### YOUR OBJECTIVE
Filter the entries and keep only the lines where the string "private" appears.

[A run of records]
►
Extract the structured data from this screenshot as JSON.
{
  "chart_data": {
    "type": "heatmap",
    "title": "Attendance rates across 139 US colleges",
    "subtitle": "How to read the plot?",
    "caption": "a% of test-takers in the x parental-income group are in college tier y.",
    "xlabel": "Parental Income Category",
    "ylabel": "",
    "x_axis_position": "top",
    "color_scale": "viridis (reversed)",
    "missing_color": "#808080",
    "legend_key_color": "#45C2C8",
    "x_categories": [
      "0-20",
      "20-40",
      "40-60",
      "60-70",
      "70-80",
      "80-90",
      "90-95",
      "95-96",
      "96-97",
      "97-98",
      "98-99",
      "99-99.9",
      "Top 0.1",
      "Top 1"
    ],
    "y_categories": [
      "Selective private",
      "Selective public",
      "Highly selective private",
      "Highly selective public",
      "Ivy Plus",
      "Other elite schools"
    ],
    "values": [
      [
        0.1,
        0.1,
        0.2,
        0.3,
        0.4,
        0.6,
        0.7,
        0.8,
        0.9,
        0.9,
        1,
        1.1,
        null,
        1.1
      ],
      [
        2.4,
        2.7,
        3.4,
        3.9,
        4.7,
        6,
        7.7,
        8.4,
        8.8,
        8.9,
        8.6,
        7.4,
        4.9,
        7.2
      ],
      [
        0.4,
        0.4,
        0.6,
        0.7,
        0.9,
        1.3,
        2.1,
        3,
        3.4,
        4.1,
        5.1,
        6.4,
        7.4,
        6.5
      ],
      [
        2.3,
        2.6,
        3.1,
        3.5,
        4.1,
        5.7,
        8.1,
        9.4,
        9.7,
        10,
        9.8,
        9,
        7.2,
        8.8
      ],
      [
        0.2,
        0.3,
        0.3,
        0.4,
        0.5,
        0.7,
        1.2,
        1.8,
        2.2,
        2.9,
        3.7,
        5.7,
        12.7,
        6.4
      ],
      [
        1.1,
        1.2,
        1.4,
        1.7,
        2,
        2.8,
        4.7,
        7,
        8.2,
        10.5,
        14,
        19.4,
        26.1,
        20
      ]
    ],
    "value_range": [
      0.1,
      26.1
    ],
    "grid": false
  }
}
◄
### WORKED SOLUTION
      "Selective private",
      "Highly selective private",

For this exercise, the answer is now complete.